Entries with figure data

-- BEGIN --

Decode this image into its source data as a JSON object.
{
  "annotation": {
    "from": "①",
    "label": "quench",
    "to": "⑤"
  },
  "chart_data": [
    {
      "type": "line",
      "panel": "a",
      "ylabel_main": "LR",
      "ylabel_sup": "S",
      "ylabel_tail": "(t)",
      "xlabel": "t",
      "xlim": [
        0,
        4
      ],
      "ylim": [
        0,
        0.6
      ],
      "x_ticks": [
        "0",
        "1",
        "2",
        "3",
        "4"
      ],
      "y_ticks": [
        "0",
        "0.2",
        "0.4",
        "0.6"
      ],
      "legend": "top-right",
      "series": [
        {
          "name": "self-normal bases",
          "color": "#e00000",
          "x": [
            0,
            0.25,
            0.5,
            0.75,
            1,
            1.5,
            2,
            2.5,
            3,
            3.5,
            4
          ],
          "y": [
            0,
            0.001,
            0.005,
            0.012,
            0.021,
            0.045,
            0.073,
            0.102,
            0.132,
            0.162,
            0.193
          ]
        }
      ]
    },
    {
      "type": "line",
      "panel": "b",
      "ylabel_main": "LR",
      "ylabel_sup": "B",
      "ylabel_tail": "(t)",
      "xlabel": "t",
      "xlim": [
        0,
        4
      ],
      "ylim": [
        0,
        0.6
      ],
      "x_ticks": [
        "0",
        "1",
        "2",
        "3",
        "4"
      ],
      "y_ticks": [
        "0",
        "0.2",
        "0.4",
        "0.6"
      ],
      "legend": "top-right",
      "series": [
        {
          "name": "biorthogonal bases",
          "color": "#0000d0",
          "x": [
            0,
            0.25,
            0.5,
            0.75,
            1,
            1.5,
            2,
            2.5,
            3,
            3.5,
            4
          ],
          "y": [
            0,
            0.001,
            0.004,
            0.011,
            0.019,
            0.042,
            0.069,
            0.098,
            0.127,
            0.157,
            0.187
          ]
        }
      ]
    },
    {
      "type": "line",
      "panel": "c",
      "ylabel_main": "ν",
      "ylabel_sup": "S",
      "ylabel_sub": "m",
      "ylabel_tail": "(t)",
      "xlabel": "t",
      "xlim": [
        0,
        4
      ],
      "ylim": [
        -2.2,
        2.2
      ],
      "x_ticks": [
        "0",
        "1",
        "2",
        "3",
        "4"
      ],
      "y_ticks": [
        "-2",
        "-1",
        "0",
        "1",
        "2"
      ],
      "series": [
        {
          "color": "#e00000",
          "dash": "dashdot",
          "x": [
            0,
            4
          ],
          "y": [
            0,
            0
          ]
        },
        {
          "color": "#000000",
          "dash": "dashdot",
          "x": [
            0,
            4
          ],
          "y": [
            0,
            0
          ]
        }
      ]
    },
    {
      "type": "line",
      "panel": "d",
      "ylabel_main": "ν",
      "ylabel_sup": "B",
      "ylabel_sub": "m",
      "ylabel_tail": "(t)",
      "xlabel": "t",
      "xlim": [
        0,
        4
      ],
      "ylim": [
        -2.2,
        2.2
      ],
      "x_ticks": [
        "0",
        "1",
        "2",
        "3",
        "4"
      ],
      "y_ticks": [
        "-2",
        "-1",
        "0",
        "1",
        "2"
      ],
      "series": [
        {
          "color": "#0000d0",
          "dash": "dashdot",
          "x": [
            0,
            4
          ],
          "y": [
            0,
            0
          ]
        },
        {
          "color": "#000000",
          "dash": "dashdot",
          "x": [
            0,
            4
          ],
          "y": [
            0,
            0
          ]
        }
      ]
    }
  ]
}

-- END --

STATED EXERCISE »
From the records above, extract every entry exactly as given.

TASK ANSWER »
Decode this image into its source data as a JSON object.
{
  "annotation": {
    "from": "①",
    "label": "quench",
    "to": "⑤"
  },
  "chart_data": [
    {
      "type": "line",
      "panel": "a",
      "ylabel_main": "LR",
      "ylabel_sup": "S",
      "ylabel_tail": "(t)",
      "xlabel": "t",
      "xlim": [
        0,
        4
      ],
      "ylim": [
        0,
        0.6
      ],
      "x_ticks": [
        "0",
        "1",
        "2",
        "3",
        "4"
      ],
      "y_ticks": [
        "0",
        "0.2",
        "0.4",
        "0.6"
      ],
      "legend": "top-right",
      "series": [
        {
          "name": "self-normal bases",
          "color": "#e00000",
          "x": [
            0,
            0.25,
            0.5,
            0.75,
            1,
            1.5,
            2,
            2.5,
            3,
            3.5,
            4
          ],
          "y": [
            0,
            0.001,
            0.005,
            0.012,
            0.021,
            0.045,
            0.073,
            0.102,
            0.132,
            0.162,
            0.193
          ]
        }
      ]
    },
    {
      "type": "line",
      "panel": "b",
      "ylabel_main": "LR",
      "ylabel_sup": "B",
      "ylabel_tail": "(t)",
      "xlabel": "t",
      "xlim": [
        0,
        4
      ],
      "ylim": [
        0,
        0.6
      ],
      "x_ticks": [
        "0",
        "1",
        "2",
        "3",
        "4"
      ],
      "y_ticks": [
        "0",
        "0.2",
        "0.4",
        "0.6"
      ],
      "legend": "top-right",
      "series": [
        {
          "name": "biorthogonal bases",
          "color": "#0000d0",
          "x": [
            0,
            0.25,
            0.5,
            0.75,
            1,
            1.5,
            2,
            2.5,
            3,
            3.5,
            4
          ],
          "y": [
            0,
            0.001,
            0.004,
            0.011,
            0.019,
            0.042,
            0.069,
            0.098,
            0.127,
            0.157,
            0.187
          ]
        }
      ]
    },
    {
      "type": "line",
      "panel": "c",
      "ylabel_main": "ν",
      "ylabel_sup": "S",
      "ylabel_sub": "m",
      "ylabel_tail": "(t)",
      "xlabel": "t",
      "xlim": [
        0,
        4
      ],
      "ylim": [
        -2.2,
        2.2
      ],
      "x_ticks": [
        "0",
        "1",
        "2",
        "3",
        "4"
      ],
      "y_ticks": [
        "-2",
        "-1",
        "0",
        "1",
        "2"
      ],
      "series": [
        {
          "color": "#e00000",
          "dash": "dashdot",
          "x": [
            0,
            4
          ],
          "y": [
            0,
            0
          ]
        },
        {
          "color": "#000000",
          "dash": "dashdot",
          "x": [
            0,
            4
          ],
          "y": [
            0,
            0
          ]
        }
      ]
    },
    {
      "type": "line",
      "panel": "d",
      "ylabel_main": "ν",
      "ylabel_sup": "B",
      "ylabel_sub": "m",
      "ylabel_tail": "(t)",
      "xlabel": "t",
      "xlim": [
        0,
        4
      ],
      "ylim": [
        -2.2,
        2.2
      ],
      "x_ticks": [
        "0",
        "1",
        "2",
        "3",
        "4"
      ],
      "y_ticks": [
        "-2",
        "-1",
        "0",
        "1",
        "2"
      ],
      "series": [
        {
          "color": "#0000d0",
          "dash": "dashdot",
          "x": [
            0,
            4
          ],
          "y": [
            0,
            0
          ]
        },
        {
          "color": "#000000",
          "dash": "dashdot",
          "x": [
            0,
            4
          ],
          "y": [
            0,
            0
          ]
        }
      ]
    }
  ]
}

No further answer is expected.